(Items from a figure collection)
-- begin --
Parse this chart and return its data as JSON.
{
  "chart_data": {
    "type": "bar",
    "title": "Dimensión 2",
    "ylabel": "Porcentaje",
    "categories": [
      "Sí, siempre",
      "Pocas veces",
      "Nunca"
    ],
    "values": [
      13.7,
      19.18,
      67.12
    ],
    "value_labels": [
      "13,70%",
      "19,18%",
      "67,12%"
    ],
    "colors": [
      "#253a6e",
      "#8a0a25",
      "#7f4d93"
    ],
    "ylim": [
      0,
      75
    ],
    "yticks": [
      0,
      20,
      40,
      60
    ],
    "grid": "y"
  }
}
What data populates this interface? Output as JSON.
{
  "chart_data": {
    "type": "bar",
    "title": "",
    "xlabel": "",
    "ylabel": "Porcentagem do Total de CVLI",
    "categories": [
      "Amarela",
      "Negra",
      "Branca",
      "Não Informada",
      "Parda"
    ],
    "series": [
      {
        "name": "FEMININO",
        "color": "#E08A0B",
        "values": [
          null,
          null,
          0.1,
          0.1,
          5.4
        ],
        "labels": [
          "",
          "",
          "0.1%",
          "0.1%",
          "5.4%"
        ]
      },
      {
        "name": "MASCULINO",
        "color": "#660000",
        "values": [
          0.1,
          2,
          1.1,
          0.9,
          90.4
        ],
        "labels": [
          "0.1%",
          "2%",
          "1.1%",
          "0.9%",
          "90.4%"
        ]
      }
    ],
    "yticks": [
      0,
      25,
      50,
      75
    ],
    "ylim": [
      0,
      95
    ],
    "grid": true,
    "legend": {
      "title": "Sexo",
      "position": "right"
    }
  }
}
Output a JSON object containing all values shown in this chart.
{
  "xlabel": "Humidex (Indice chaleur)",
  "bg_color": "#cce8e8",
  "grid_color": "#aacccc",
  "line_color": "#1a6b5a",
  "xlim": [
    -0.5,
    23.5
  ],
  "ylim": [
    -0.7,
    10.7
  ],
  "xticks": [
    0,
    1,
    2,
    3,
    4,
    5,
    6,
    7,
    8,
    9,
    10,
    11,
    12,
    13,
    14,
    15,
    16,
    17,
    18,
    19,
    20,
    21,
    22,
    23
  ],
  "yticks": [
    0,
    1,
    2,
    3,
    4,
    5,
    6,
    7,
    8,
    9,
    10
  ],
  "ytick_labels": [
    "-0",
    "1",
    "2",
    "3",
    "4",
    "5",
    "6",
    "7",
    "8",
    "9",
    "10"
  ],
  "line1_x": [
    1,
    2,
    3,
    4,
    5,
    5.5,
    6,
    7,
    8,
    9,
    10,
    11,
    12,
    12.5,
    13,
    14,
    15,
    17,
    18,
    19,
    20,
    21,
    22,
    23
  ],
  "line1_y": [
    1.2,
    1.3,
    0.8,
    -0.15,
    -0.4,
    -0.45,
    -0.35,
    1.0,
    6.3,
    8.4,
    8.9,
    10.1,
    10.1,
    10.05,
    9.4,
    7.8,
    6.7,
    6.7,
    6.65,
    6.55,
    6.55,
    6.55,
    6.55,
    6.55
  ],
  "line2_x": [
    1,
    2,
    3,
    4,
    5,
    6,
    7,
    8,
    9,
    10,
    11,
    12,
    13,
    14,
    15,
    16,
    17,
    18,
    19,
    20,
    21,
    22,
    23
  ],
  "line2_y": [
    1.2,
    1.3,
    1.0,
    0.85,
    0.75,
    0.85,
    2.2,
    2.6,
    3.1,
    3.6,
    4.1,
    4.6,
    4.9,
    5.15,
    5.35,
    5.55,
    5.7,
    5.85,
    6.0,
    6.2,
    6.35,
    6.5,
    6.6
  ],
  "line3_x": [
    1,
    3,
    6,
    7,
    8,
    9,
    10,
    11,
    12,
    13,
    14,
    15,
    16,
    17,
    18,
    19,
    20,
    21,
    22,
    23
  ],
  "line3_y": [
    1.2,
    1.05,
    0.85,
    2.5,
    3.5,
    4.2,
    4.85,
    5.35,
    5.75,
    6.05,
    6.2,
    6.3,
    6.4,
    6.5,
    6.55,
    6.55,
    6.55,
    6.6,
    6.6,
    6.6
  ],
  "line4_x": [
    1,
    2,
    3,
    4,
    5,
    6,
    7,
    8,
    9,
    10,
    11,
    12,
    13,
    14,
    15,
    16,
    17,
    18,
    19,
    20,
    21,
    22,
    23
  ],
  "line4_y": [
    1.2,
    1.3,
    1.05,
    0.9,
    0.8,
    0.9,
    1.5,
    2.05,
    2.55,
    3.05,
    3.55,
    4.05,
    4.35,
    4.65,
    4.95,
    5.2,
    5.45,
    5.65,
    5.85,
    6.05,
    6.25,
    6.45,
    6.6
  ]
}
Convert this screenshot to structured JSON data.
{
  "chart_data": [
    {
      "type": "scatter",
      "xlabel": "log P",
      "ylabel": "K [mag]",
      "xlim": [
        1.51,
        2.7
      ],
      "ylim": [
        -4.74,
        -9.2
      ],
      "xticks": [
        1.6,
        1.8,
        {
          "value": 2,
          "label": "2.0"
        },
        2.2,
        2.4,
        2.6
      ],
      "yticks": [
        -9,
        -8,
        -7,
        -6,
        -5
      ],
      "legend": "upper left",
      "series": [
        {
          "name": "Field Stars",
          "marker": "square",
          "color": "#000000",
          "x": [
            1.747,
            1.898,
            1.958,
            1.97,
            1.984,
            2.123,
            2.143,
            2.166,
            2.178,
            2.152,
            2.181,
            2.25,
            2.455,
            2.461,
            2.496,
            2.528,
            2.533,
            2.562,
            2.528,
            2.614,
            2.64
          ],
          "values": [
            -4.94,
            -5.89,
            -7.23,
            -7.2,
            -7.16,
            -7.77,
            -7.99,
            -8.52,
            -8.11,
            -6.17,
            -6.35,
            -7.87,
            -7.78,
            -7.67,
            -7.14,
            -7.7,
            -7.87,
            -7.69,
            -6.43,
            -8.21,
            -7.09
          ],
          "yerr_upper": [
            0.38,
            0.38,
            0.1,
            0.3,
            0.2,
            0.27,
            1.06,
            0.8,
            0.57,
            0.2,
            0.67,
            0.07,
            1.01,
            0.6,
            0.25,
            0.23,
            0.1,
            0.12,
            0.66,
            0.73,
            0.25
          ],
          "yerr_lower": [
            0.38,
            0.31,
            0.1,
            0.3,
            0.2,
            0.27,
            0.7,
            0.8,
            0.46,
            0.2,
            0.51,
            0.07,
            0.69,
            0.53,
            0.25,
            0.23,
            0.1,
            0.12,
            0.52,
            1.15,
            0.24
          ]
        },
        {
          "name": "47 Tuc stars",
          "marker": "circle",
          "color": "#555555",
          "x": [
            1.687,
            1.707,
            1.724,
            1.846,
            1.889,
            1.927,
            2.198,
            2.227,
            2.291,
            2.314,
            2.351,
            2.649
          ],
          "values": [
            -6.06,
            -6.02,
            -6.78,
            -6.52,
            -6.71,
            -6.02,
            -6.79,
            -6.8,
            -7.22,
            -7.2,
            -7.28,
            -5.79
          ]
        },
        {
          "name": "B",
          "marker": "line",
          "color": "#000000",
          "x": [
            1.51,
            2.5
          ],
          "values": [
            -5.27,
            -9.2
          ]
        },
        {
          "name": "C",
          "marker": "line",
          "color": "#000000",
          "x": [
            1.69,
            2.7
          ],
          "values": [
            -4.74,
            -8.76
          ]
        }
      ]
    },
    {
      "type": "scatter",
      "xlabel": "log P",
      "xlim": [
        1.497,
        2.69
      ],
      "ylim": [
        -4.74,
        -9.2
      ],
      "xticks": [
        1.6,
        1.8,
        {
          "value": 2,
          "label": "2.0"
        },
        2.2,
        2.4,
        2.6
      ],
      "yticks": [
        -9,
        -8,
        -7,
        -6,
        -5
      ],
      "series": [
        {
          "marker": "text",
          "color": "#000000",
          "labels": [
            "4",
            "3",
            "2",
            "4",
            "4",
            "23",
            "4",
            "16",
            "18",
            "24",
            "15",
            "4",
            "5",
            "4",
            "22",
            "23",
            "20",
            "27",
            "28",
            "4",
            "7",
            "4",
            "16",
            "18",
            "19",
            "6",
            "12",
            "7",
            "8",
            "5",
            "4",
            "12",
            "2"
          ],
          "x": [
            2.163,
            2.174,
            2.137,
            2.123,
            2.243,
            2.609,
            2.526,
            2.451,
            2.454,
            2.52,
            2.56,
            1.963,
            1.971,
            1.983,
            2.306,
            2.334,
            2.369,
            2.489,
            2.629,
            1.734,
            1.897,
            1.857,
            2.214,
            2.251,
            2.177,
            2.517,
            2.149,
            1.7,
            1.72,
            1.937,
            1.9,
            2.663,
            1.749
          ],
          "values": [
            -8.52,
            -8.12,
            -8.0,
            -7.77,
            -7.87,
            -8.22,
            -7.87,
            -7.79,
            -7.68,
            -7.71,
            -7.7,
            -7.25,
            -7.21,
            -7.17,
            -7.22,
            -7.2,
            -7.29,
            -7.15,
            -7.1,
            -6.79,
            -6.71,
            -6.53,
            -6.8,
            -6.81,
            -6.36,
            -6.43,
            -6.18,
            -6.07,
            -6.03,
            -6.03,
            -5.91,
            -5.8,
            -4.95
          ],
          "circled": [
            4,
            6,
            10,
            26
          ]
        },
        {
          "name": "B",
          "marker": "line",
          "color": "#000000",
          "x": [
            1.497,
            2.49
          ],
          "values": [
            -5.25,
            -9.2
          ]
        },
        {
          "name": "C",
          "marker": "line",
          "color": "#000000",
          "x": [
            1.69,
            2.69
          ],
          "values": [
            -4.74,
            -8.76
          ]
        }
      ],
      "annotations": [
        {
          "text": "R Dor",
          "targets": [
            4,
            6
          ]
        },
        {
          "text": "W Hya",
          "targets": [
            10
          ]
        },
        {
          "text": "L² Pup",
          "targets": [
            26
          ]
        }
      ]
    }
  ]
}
-- end --
_Work to do_
Answer with one number: how many lines of the entries above include the word "ylabel".

_Response to this exercise_
3